begin Provided data

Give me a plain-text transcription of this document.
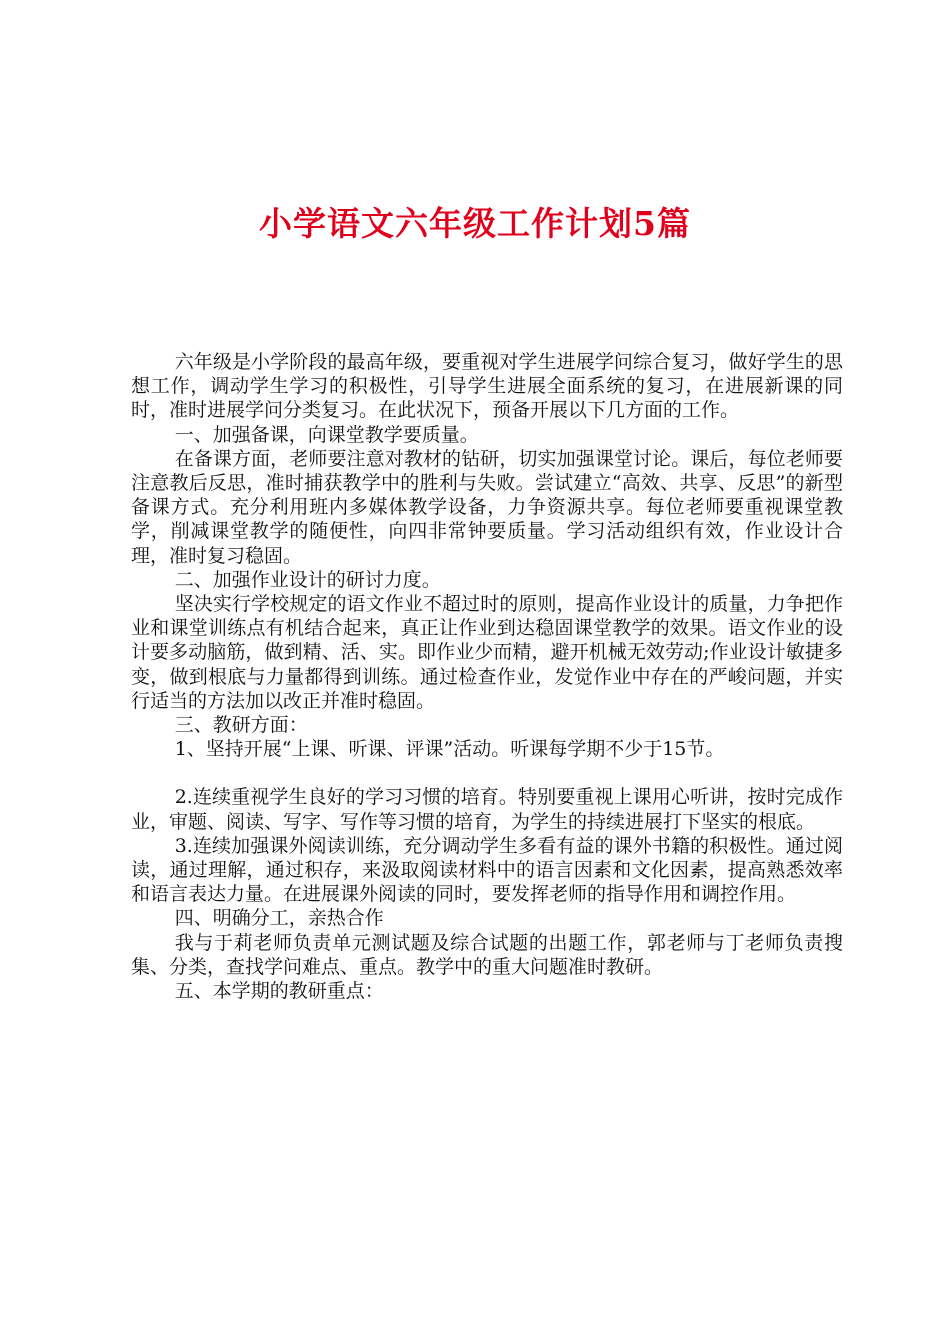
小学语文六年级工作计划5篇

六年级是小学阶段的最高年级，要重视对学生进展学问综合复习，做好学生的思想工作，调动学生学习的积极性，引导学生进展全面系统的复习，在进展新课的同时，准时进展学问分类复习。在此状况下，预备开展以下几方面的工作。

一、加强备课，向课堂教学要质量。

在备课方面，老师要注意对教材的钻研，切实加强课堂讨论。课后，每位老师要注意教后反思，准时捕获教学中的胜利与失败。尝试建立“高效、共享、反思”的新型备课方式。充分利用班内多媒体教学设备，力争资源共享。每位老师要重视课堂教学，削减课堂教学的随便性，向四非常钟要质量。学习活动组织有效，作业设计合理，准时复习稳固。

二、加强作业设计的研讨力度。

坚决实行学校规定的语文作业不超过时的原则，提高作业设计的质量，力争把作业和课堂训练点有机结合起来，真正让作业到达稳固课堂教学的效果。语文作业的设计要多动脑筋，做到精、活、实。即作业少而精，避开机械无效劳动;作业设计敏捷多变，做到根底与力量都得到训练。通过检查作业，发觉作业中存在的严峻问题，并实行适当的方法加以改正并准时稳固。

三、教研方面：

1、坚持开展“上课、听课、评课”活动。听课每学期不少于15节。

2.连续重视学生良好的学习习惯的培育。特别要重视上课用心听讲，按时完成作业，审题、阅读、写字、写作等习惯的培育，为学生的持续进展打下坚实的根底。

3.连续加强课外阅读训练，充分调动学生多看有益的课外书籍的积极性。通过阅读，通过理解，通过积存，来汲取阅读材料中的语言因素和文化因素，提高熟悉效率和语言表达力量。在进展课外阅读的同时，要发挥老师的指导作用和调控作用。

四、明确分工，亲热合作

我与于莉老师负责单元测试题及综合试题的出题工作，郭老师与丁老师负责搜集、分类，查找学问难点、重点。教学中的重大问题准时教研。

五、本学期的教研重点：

end Provided data
begin Provided data

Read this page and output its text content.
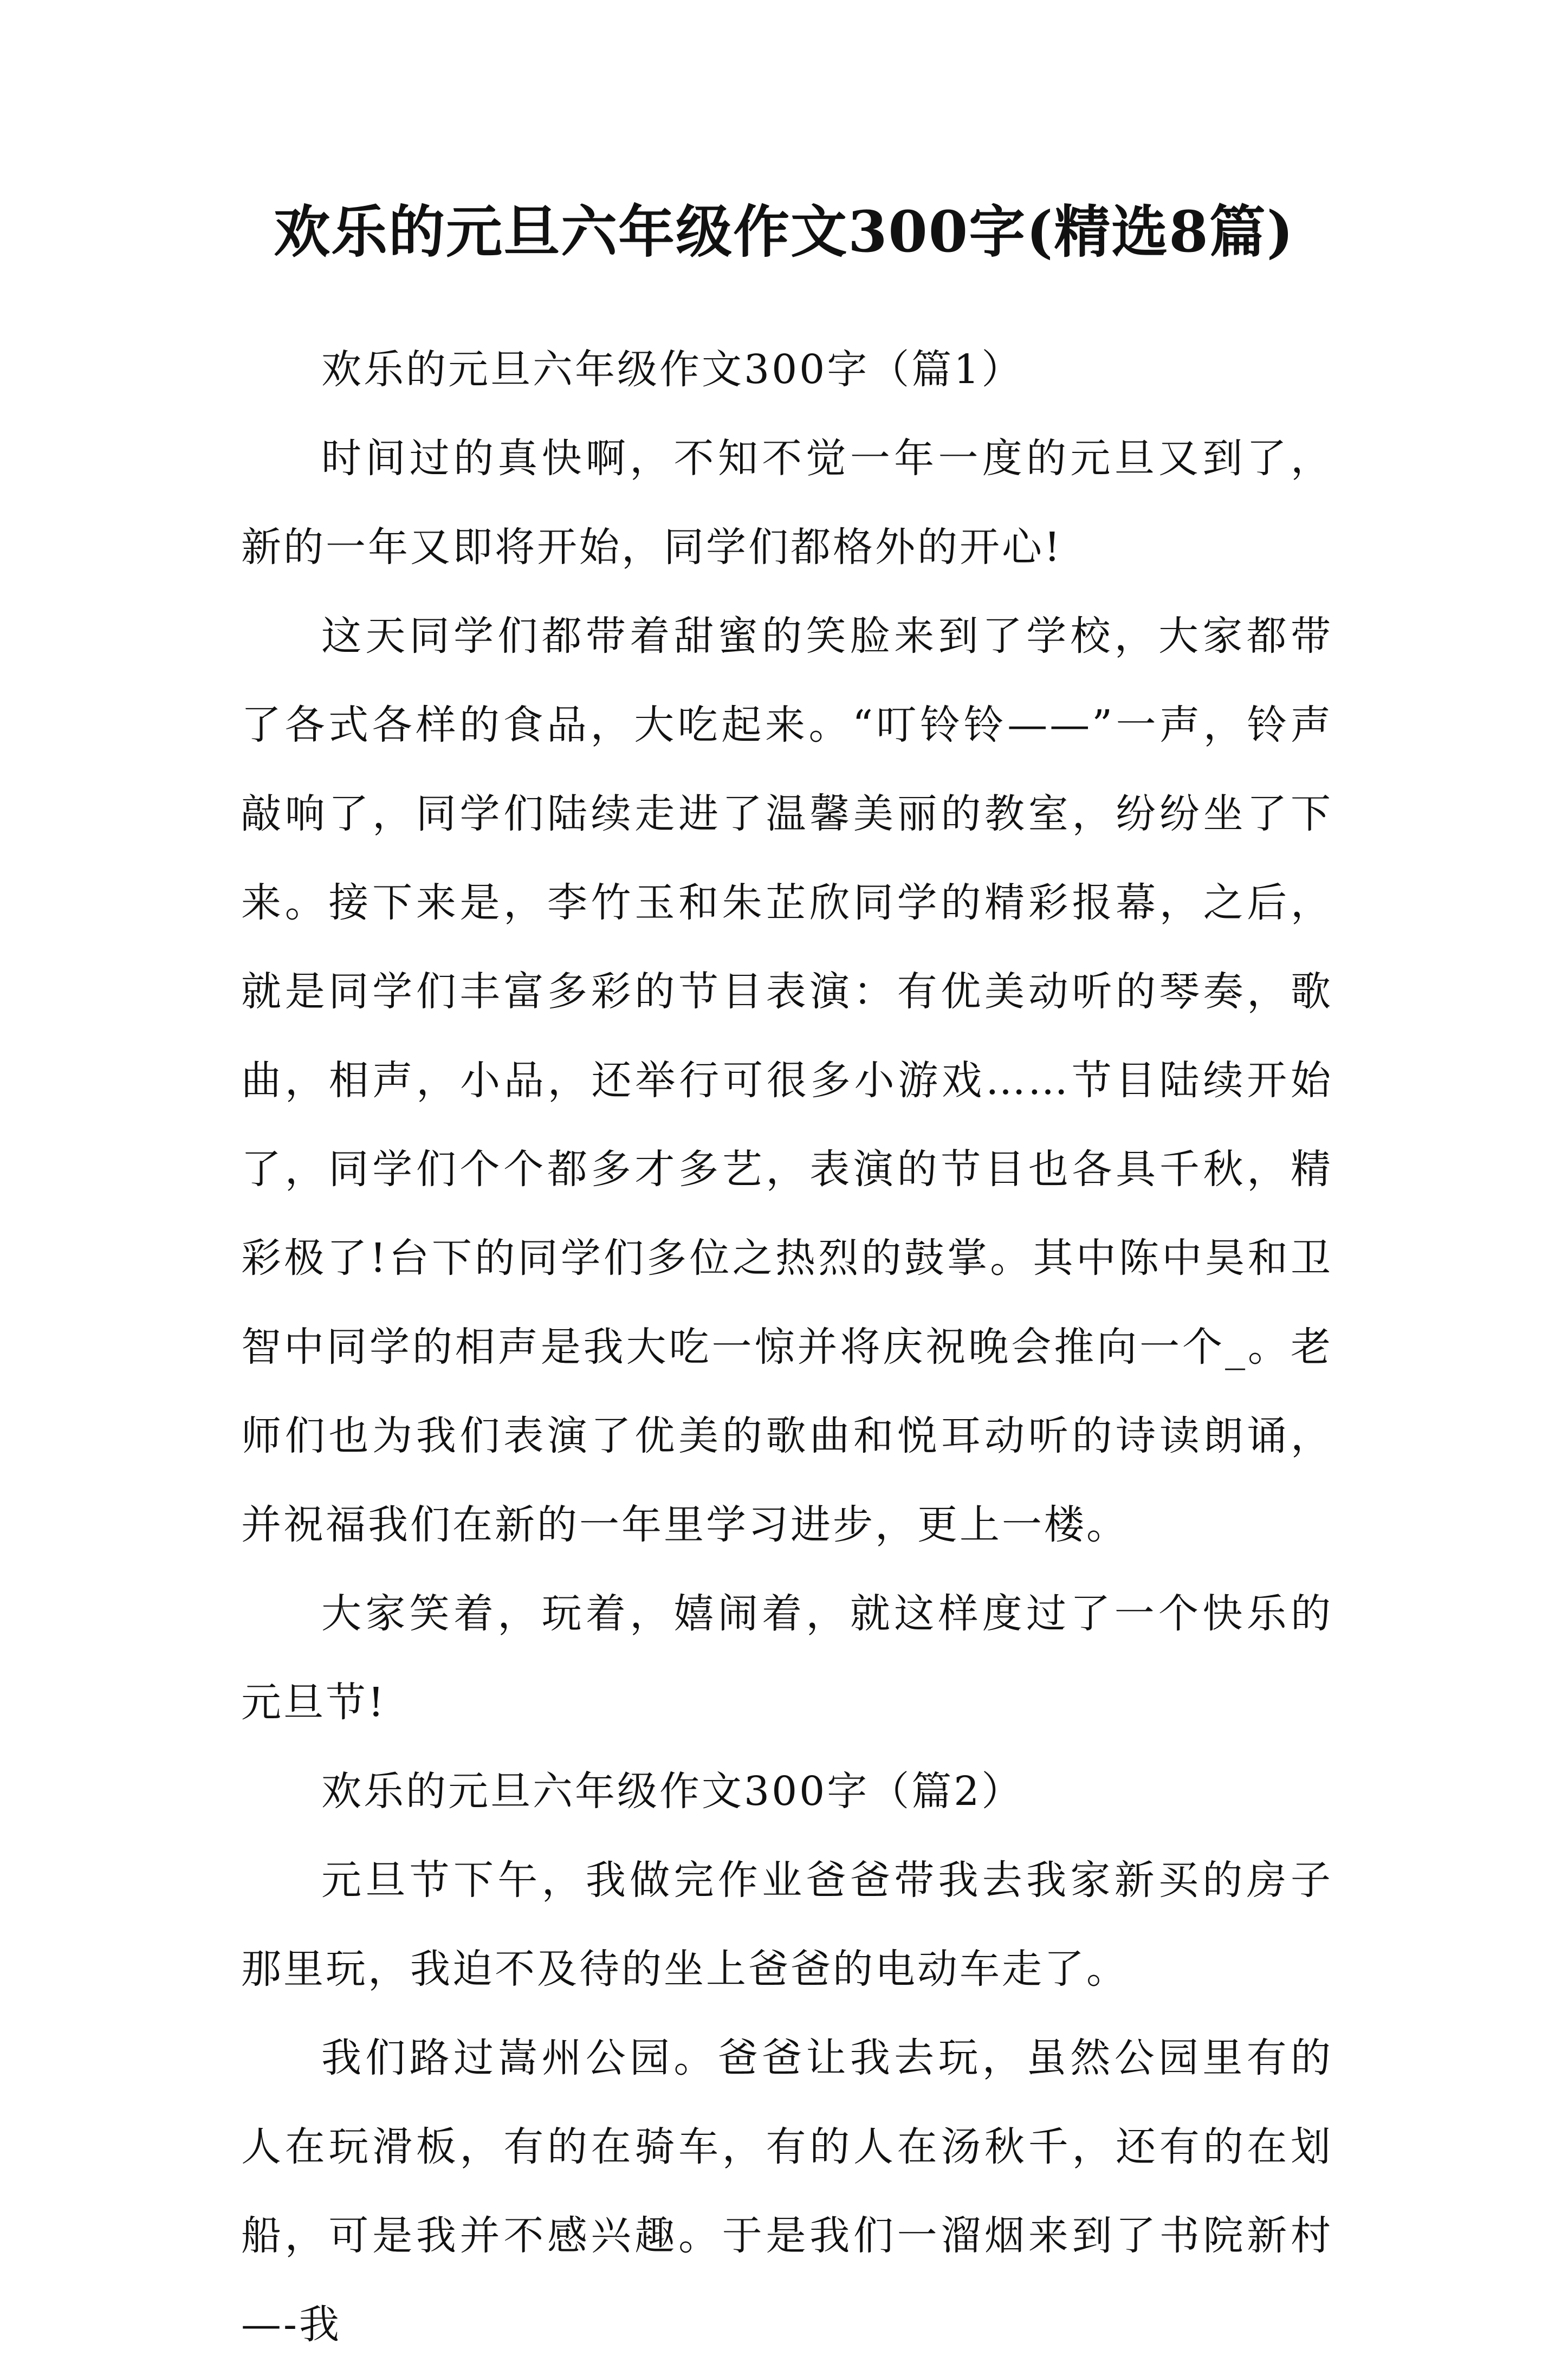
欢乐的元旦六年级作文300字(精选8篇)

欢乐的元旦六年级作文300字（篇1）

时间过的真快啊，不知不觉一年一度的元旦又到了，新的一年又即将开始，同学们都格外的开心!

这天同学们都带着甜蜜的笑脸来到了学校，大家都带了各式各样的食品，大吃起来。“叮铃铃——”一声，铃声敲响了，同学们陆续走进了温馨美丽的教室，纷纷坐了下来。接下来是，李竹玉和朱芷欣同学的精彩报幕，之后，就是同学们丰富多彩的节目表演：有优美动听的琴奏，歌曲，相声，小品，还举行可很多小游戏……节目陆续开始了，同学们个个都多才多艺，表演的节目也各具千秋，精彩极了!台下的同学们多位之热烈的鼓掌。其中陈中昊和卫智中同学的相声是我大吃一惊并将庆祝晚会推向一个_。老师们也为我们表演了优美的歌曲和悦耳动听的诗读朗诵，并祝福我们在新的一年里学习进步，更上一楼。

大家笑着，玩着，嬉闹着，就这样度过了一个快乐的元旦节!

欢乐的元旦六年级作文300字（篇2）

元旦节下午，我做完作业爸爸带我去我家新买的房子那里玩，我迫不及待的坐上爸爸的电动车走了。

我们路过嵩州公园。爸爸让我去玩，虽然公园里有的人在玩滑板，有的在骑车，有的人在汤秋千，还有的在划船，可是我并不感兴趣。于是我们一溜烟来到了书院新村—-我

end Provided data

Instructions for the task> Using the entries above, return each line in which the word "text" occurs.

Full answer>
Give me a plain-text transcription of this document.
Read this page and output its text content.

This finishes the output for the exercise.